# What you have to do
From the material below, list every line containing "summary".
──────── The records
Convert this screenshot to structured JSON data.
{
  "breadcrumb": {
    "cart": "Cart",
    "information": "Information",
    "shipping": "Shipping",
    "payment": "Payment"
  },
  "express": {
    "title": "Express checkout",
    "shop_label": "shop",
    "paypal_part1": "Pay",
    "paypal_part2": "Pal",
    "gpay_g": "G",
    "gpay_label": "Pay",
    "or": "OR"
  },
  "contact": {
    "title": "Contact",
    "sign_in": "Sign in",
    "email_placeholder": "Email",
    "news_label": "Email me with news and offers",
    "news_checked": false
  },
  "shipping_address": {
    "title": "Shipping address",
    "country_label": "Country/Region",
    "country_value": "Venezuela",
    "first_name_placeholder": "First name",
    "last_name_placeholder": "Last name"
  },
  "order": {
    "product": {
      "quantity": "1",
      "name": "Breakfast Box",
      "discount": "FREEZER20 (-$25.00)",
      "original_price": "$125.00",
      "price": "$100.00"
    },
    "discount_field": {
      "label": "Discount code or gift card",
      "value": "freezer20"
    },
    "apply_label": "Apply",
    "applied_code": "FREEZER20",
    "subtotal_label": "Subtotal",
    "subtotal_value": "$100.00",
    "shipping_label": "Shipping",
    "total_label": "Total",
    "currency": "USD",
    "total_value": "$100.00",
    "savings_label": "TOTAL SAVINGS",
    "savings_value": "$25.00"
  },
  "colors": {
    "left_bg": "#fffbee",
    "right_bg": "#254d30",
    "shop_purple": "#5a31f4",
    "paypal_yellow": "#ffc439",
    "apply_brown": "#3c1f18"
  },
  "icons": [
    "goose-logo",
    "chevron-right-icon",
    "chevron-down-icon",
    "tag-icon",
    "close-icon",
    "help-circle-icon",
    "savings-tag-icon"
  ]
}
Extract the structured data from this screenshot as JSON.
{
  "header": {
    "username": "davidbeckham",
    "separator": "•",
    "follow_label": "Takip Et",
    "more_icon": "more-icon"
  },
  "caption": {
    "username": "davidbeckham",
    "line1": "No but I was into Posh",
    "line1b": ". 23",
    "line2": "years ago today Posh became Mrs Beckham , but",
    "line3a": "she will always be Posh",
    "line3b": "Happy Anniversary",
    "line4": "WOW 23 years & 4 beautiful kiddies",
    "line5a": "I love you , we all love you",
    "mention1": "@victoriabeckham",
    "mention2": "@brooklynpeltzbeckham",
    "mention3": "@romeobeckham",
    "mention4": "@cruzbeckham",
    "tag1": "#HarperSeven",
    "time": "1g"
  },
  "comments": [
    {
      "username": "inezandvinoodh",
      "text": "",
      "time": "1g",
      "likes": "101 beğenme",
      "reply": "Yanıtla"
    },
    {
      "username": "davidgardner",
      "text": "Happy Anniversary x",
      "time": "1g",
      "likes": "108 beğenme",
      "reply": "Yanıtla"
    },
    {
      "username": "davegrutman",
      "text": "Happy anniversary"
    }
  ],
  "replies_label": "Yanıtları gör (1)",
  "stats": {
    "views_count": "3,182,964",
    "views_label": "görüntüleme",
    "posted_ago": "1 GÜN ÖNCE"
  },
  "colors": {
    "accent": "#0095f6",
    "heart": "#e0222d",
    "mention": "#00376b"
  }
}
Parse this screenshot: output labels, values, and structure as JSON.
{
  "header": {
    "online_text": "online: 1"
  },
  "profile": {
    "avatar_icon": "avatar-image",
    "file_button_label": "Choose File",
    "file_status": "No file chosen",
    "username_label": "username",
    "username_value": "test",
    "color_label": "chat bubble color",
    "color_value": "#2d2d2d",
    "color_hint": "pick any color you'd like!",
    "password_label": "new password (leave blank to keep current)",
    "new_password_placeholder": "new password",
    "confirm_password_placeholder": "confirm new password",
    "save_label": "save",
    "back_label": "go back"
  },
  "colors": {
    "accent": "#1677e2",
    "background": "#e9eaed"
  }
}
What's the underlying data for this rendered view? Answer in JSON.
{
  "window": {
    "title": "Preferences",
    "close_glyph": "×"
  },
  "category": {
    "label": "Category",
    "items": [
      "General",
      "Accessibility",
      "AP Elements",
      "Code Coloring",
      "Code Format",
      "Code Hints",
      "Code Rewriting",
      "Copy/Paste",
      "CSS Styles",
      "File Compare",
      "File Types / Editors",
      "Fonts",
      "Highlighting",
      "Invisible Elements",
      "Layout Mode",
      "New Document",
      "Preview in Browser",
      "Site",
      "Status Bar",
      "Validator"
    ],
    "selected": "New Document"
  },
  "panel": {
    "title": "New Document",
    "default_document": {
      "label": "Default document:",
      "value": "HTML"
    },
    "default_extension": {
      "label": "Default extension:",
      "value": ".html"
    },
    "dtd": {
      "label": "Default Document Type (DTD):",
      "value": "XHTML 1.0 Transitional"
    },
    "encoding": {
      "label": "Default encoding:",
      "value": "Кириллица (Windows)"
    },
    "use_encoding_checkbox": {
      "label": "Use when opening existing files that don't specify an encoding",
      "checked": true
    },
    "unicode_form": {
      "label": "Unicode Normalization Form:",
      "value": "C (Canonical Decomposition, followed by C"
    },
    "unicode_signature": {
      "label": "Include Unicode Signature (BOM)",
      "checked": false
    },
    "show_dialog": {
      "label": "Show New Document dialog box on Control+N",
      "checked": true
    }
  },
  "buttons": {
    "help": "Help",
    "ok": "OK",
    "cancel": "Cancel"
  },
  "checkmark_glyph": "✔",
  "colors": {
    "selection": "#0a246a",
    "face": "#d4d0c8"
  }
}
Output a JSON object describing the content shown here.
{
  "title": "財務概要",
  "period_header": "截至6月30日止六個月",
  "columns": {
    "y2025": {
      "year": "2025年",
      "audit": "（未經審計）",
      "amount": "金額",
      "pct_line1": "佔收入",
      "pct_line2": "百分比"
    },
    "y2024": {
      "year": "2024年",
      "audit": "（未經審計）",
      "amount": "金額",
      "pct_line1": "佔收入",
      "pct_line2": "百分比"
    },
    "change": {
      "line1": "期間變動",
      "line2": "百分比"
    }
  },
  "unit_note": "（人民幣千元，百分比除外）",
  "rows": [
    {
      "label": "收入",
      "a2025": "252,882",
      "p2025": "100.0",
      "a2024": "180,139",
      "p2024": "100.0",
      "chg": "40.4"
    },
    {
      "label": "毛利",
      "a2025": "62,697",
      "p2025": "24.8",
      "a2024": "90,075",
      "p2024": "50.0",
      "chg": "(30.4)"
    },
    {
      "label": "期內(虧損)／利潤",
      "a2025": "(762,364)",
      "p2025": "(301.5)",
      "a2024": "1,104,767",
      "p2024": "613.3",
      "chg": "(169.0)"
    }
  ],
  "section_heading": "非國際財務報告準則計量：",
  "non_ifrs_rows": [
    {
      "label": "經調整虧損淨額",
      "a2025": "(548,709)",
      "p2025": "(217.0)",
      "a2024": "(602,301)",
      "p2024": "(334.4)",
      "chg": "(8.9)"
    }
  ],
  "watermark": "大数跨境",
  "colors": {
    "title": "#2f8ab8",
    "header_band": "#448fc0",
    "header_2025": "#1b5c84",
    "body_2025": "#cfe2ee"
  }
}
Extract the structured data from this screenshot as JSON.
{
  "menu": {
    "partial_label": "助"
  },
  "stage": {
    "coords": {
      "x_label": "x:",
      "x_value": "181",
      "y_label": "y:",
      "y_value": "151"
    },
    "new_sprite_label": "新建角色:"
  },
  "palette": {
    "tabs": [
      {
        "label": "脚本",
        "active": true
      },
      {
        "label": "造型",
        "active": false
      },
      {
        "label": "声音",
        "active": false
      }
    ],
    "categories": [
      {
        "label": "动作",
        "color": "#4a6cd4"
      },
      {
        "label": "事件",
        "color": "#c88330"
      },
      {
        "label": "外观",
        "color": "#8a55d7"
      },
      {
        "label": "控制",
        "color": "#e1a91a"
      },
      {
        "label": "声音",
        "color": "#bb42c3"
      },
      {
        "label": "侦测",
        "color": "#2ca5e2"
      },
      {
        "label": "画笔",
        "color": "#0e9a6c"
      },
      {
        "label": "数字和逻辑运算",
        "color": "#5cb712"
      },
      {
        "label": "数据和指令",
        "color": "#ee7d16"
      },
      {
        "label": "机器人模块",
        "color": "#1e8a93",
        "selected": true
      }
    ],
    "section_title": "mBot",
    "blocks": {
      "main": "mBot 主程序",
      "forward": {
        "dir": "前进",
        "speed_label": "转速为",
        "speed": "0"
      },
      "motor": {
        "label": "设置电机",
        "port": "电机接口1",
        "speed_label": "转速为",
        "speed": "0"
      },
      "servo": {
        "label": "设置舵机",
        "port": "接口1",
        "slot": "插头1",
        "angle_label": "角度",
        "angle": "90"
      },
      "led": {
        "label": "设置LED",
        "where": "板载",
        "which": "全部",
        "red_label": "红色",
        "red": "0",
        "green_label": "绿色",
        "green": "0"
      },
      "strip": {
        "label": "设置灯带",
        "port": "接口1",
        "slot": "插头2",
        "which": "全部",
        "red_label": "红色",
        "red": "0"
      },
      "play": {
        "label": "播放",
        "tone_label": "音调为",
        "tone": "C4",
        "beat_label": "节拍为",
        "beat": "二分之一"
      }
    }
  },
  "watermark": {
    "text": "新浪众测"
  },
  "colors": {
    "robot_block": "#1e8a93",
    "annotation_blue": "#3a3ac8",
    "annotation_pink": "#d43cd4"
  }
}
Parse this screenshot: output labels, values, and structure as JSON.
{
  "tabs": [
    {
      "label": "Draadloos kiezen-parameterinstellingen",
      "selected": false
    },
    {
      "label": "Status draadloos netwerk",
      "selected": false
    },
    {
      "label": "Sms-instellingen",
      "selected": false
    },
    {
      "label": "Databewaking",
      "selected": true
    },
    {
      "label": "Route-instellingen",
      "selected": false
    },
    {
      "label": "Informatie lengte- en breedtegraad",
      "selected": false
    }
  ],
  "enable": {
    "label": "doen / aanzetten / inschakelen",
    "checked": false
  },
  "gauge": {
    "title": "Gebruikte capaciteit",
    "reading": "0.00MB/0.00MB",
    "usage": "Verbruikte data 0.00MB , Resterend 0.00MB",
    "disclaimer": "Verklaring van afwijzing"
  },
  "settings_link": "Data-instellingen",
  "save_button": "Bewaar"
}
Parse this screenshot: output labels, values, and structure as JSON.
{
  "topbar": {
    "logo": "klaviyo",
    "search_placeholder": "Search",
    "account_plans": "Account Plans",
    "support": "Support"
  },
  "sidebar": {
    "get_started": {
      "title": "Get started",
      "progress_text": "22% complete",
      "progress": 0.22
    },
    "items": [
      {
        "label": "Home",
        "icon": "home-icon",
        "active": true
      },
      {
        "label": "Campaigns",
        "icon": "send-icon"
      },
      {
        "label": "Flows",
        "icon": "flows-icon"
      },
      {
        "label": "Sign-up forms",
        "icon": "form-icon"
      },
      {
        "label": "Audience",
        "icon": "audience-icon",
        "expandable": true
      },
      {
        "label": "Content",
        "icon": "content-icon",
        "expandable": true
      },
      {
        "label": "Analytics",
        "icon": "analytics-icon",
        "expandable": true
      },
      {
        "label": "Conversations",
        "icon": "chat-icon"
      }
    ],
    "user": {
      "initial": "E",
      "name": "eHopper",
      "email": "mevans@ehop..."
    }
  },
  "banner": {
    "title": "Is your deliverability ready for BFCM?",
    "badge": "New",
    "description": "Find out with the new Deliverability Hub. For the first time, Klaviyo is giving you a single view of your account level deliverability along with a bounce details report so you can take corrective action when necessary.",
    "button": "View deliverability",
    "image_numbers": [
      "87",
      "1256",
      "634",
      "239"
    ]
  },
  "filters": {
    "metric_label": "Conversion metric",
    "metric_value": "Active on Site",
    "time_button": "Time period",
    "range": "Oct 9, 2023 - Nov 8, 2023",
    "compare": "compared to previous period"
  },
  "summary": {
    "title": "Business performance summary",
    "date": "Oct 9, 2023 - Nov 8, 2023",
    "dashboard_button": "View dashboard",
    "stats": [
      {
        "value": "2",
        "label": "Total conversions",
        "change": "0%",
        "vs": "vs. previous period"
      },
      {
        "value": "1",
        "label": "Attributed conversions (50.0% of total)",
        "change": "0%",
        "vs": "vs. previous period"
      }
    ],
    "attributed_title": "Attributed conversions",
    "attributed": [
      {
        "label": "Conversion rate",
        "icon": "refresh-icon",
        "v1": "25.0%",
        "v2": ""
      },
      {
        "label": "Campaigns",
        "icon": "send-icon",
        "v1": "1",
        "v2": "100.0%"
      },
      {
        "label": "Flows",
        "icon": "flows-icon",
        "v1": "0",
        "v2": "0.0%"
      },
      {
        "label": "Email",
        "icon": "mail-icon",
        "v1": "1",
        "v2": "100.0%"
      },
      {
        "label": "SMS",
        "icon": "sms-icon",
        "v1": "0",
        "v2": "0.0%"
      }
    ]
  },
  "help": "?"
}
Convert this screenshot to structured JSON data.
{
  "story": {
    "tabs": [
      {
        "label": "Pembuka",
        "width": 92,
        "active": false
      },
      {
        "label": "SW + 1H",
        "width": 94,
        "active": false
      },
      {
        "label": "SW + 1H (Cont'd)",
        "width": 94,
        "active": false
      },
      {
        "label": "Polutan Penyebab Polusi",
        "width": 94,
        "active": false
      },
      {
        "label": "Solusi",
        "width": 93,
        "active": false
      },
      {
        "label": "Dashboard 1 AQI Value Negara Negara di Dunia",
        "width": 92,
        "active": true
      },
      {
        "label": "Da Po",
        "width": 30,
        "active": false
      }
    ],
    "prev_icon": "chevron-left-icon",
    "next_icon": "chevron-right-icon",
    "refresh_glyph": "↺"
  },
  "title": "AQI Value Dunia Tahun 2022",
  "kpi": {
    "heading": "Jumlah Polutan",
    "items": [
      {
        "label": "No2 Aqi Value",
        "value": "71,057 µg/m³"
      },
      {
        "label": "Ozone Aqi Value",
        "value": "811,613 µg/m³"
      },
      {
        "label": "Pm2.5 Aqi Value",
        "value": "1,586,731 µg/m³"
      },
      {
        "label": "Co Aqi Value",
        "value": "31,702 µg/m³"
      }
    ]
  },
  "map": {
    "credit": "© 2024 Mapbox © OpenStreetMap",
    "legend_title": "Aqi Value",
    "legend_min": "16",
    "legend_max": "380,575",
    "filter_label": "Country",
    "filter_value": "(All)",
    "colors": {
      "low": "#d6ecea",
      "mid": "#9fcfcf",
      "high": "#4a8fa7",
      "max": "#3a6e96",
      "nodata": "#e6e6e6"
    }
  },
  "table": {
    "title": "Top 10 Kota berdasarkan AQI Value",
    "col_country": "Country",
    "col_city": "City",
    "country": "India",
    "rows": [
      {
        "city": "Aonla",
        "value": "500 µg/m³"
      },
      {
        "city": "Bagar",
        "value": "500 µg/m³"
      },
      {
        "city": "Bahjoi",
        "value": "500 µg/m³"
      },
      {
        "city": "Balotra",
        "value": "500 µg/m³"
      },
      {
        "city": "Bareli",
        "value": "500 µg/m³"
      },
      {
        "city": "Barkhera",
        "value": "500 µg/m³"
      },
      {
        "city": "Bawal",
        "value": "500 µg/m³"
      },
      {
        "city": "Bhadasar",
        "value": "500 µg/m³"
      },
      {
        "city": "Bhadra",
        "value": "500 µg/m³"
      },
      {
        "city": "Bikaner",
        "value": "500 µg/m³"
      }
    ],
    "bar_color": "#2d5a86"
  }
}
────────────────
# Written solution
  "summary": {
    "title": "Business performance summary",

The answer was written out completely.